───── Source material

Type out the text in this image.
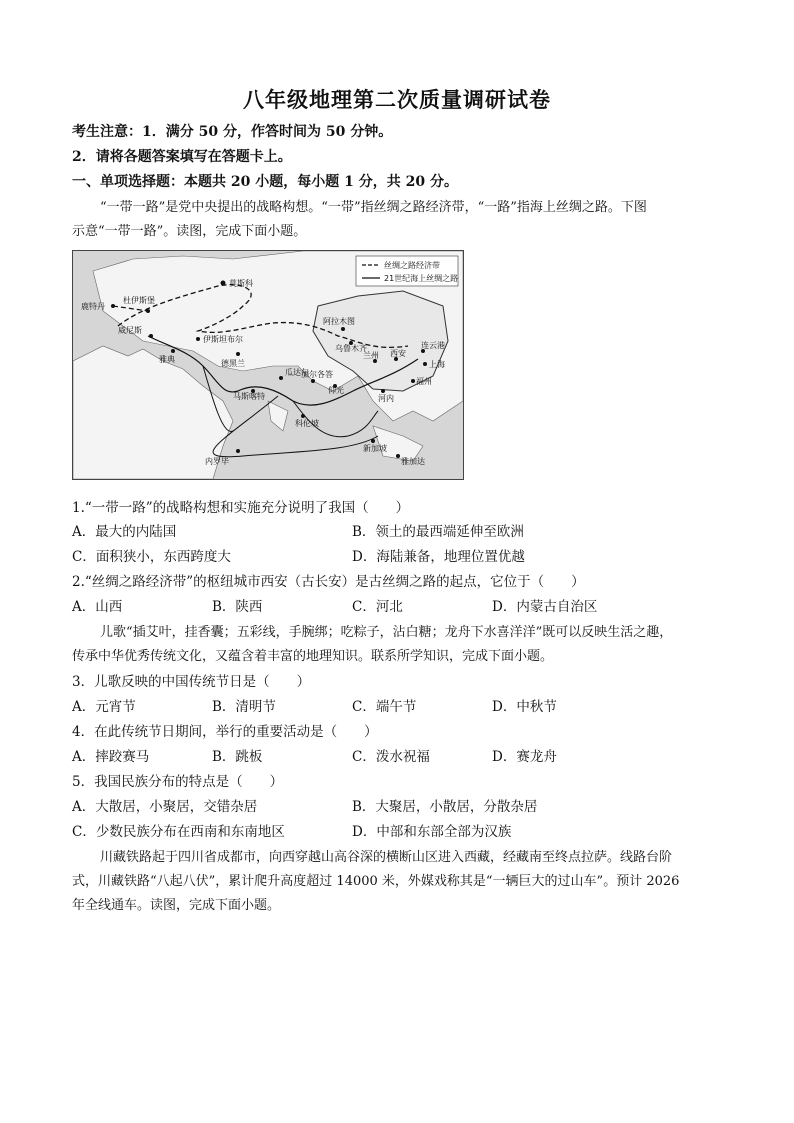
八年级地理第二次质量调研试卷
考生注意：1．满分 50 分，作答时间为 50 分钟。
2．请将各题答案填写在答题卡上。
一、单项选择题：本题共 20 小题，每小题 1 分，共 20 分。
“一带一路”是党中央提出的战略构想。“一带”指丝绸之路经济带，“一路”指海上丝绸之路。下图
示意“一带一路”。读图，完成下面小题。
丝绸之路经济带
21世纪海上丝绸之路
莫斯科
鹿特丹
杜伊斯堡
威尼斯
雅典
伊斯坦布尔
德黑兰
阿拉木图
乌鲁木齐
兰州 西安
连云港
上海
瓜达尔
加尔各答
仰光
河内
福州
马斯喀特
科伦坡
新加坡
雅加达
内罗毕
1.“一带一路”的战略构想和实施充分说明了我国（　　）
A．最大的内陆国	B．领土的最西端延伸至欧洲
C．面积狭小，东西跨度大	D．海陆兼备，地理位置优越
2.“丝绸之路经济带”的枢纽城市西安（古长安）是古丝绸之路的起点，它位于（　　）
A．山西	B．陕西	C．河北	D．内蒙古自治区
儿歌“插艾叶，挂香囊；五彩线，手腕绑；吃粽子，沾白糖；龙舟下水喜洋洋”既可以反映生活之趣，
传承中华优秀传统文化，又蕴含着丰富的地理知识。联系所学知识，完成下面小题。
3．儿歌反映的中国传统节日是（　　）
A．元宵节	B．清明节	C．端午节	D．中秋节
4．在此传统节日期间，举行的重要活动是（　　）
A．摔跤赛马	B．跳板	C．泼水祝福	D．赛龙舟
5．我国民族分布的特点是（　　）
A．大散居，小聚居，交错杂居	B．大聚居，小散居，分散杂居
C．少数民族分布在西南和东南地区	D．中部和东部全部为汉族
川藏铁路起于四川省成都市，向西穿越山高谷深的横断山区进入西藏，经藏南至终点拉萨。线路台阶
式，川藏铁路“八起八伏”，累计爬升高度超过 14000 米，外媒戏称其是“一辆巨大的过山车”。预计 2026
年全线通车。读图，完成下面小题。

──────────

Omit every picture, then repeat the remaining data exactly as it appears above.

Type out the text in this image.
八年级地理第二次质量调研试卷
考生注意：1．满分 50 分，作答时间为 50 分钟。
2．请将各题答案填写在答题卡上。
一、单项选择题：本题共 20 小题，每小题 1 分，共 20 分。
“一带一路”是党中央提出的战略构想。“一带”指丝绸之路经济带，“一路”指海上丝绸之路。下图
示意“一带一路”。读图，完成下面小题。
丝绸之路经济带
21世纪海上丝绸之路
莫斯科
鹿特丹
杜伊斯堡
威尼斯
雅典
伊斯坦布尔
德黑兰
阿拉木图
乌鲁木齐
兰州 西安
连云港
上海
瓜达尔
加尔各答
仰光
河内
福州
马斯喀特
科伦坡
新加坡
雅加达
内罗毕
1.“一带一路”的战略构想和实施充分说明了我国（　　）
A．最大的内陆国	B．领土的最西端延伸至欧洲
C．面积狭小，东西跨度大	D．海陆兼备，地理位置优越
2.“丝绸之路经济带”的枢纽城市西安（古长安）是古丝绸之路的起点，它位于（　　）
A．山西	B．陕西	C．河北	D．内蒙古自治区
儿歌“插艾叶，挂香囊；五彩线，手腕绑；吃粽子，沾白糖；龙舟下水喜洋洋”既可以反映生活之趣，
传承中华优秀传统文化，又蕴含着丰富的地理知识。联系所学知识，完成下面小题。
3．儿歌反映的中国传统节日是（　　）
A．元宵节	B．清明节	C．端午节	D．中秋节
4．在此传统节日期间，举行的重要活动是（　　）
A．摔跤赛马	B．跳板	C．泼水祝福	D．赛龙舟
5．我国民族分布的特点是（　　）
A．大散居，小聚居，交错杂居	B．大聚居，小散居，分散杂居
C．少数民族分布在西南和东南地区	D．中部和东部全部为汉族
川藏铁路起于四川省成都市，向西穿越山高谷深的横断山区进入西藏，经藏南至终点拉萨。线路台阶
式，川藏铁路“八起八伏”，累计爬升高度超过 14000 米，外媒戏称其是“一辆巨大的过山车”。预计 2026
年全线通车。读图，完成下面小题。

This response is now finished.